| ACTIVITY |
Please answer these questions from the text on website pricing and leads:
(a) How many times did the sales team's process call each lead, and how many times did it email them?
(b) How many more clicks did the "Pricing" menu item get than the other top-navigation options?
(c) What two pieces of information did the Facebook lead generation format ask for?

| DOCUMENT SECTION |
============

Not listing their prices on the website caused visitors to:
- Leave the website out of frustration
- Contact sales people just wanting to know how much the service cost
There is an argument to be made that prices should not be listed on the website and by leaving them off the company could generate more basic lead information.
However, the issues with this line of thought are:
- The company’s industry caters to low-income shoppers who have dozens of options and they make their decision largely on pricing first.
- By listing pricing on their old website, the company gave people who could afford the offering an indicator that they were in the right place. This was missing on the new website.
- Anyone who sees the pricing as too high for them might leave, but they are not the company’s target customer.
- The sales team had a process that involved calling every lead five times and emailing them three times. They were overwhelmed and had low morale from pursuing less qualified people who just wanted price information.
We corrected this by:
- Adding user testing software to the website so we could monitor how people interacted with the website.
- Testing a new menu item called “Pricing” to the top navigation that sent visitors to a page breaking down what was included for the pricing.
The result:
“Pricing” menu item received 500% more clicks than other options in the top navigation which kept people on the website longer and increased qualified contacts with sales.
Contact form field length increased
This problem is a great example of how multiple factors can lead to poor decision making that affects marketing.
As discussed earlier, the intent of the visitors changed. Due to turning off Google Ads and starting up Facebook ads, the volume of leads increased but the quality decreased. This was in part because the new ads were targeting people based loosely on what they were interested in, not what they were searching for in the moment.
The leads on Facebook were generated using a lead generation format that asked for two pieces of information: name and email. These ads flooded the sales team with hundreds of low-quality, poorly educated consumers per day.

============

| DATA SHOWN |

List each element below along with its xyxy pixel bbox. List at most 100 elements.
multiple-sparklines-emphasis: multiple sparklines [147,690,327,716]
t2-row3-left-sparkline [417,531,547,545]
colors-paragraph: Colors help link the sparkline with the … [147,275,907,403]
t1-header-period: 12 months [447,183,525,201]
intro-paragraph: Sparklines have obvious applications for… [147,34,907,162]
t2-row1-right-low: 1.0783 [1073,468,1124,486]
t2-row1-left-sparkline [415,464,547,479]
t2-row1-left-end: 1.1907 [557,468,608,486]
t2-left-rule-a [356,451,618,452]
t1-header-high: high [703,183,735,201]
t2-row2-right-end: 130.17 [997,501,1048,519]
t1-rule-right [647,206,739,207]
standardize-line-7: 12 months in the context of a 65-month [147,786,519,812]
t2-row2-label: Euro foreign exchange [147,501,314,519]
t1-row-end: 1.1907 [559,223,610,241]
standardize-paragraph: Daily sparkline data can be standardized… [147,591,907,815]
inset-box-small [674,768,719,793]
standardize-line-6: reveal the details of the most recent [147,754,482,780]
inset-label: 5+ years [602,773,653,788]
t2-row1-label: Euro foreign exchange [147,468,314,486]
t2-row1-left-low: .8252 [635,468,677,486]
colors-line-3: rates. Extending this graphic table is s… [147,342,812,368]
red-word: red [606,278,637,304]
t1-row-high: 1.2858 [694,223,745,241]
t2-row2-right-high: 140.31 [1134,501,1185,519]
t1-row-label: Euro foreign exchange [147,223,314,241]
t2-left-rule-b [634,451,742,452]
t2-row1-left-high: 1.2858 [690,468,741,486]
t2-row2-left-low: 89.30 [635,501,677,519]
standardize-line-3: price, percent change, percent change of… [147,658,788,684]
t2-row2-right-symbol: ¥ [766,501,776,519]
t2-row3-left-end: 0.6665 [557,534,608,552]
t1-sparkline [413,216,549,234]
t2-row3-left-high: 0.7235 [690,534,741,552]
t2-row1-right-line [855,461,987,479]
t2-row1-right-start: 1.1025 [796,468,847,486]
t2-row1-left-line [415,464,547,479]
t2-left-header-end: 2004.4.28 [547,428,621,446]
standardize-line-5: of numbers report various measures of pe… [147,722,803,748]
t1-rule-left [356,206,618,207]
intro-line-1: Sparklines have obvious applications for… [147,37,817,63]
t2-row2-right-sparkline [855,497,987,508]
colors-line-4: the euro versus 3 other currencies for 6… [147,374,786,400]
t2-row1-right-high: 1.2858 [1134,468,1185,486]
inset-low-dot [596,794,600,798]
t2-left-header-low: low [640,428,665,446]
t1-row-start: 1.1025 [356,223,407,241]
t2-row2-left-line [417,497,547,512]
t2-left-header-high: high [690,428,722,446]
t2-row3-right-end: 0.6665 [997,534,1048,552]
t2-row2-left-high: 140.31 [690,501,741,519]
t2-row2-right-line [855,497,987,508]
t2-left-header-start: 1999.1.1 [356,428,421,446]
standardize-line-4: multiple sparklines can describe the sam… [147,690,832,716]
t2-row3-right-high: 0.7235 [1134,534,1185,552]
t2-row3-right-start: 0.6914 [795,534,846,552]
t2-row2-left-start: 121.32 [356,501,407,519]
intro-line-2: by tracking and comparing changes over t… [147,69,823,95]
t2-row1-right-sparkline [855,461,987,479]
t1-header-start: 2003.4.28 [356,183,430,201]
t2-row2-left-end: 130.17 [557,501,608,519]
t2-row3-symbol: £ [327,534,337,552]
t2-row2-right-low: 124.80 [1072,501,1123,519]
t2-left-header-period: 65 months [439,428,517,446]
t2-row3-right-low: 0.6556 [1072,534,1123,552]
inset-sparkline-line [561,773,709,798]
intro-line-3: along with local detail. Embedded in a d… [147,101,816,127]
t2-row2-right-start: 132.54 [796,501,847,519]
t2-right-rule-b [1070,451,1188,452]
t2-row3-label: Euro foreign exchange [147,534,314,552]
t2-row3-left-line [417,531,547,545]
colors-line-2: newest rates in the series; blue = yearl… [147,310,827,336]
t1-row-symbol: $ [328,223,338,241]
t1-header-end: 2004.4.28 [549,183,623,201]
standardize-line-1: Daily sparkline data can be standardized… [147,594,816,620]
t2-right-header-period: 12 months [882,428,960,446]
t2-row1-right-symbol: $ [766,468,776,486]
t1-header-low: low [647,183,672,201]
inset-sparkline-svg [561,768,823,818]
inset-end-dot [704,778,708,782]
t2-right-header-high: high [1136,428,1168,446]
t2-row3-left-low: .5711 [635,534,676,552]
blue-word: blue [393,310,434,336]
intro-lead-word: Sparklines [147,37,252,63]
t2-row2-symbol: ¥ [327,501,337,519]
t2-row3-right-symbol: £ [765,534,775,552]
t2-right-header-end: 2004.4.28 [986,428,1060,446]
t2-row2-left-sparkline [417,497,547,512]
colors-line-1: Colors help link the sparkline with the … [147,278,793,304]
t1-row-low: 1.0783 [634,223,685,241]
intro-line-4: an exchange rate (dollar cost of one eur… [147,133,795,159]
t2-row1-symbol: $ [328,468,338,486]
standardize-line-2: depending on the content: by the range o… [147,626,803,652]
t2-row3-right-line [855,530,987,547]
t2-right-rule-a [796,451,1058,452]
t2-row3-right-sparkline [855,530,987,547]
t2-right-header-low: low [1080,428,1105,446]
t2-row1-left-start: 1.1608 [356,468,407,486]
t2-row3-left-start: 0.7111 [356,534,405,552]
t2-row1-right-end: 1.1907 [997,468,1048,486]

============

| RESULT OF THIS TASK |
(a) Five calls and three emails.
(b) 500% more.
(c) Name and email.